Quote the records beneath, complete and exact. Leave out images.

[Data entries]
══════════

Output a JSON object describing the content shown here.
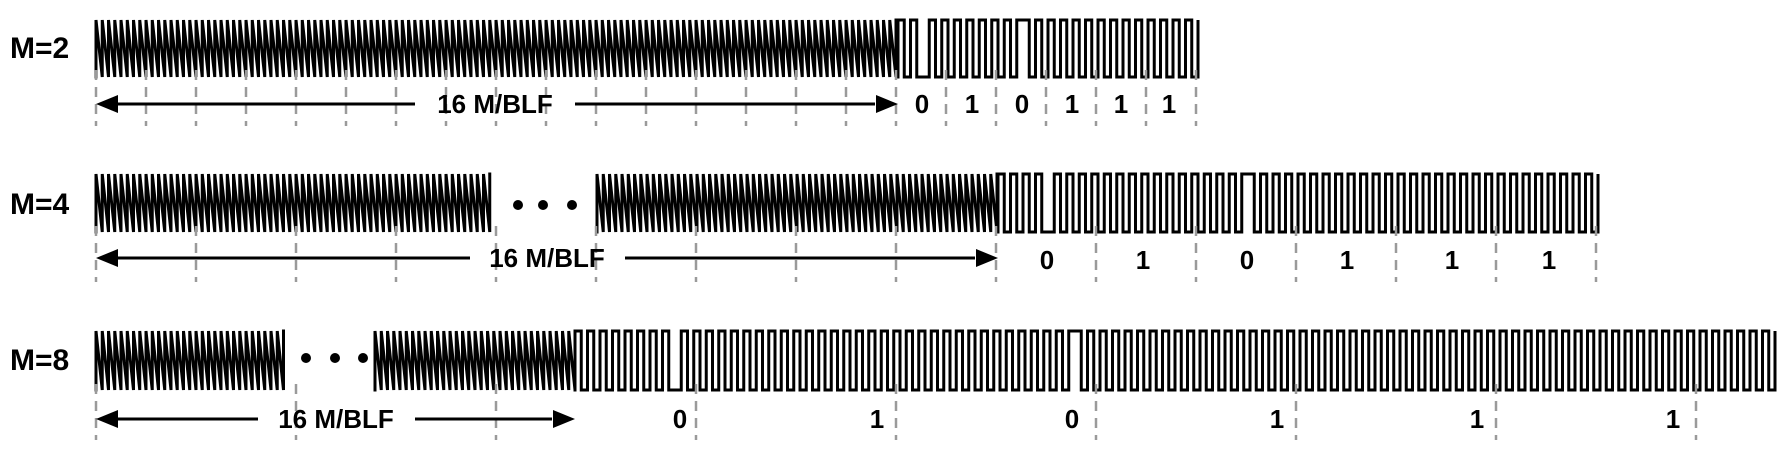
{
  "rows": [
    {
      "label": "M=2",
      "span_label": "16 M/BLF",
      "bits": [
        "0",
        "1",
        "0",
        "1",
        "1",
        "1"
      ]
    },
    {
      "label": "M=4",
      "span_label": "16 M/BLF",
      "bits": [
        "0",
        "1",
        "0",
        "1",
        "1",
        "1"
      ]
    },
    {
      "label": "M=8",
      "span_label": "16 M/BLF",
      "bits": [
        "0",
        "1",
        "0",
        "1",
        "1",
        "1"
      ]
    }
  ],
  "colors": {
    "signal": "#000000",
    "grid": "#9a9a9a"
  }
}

══════════

=== Task response ===
Output a JSON object describing the content shown here.
{
  "rows": [
    {
      "label": "M=2",
      "span_label": "16 M/BLF",
      "bits": [
        "0",
        "1",
        "0",
        "1",
        "1",
        "1"
      ]
    },
    {
      "label": "M=4",
      "span_label": "16 M/BLF",
      "bits": [
        "0",
        "1",
        "0",
        "1",
        "1",
        "1"
      ]
    },
    {
      "label": "M=8",
      "span_label": "16 M/BLF",
      "bits": [
        "0",
        "1",
        "0",
        "1",
        "1",
        "1"
      ]
    }
  ],
  "colors": {
    "signal": "#000000",
    "grid": "#9a9a9a"
  }
}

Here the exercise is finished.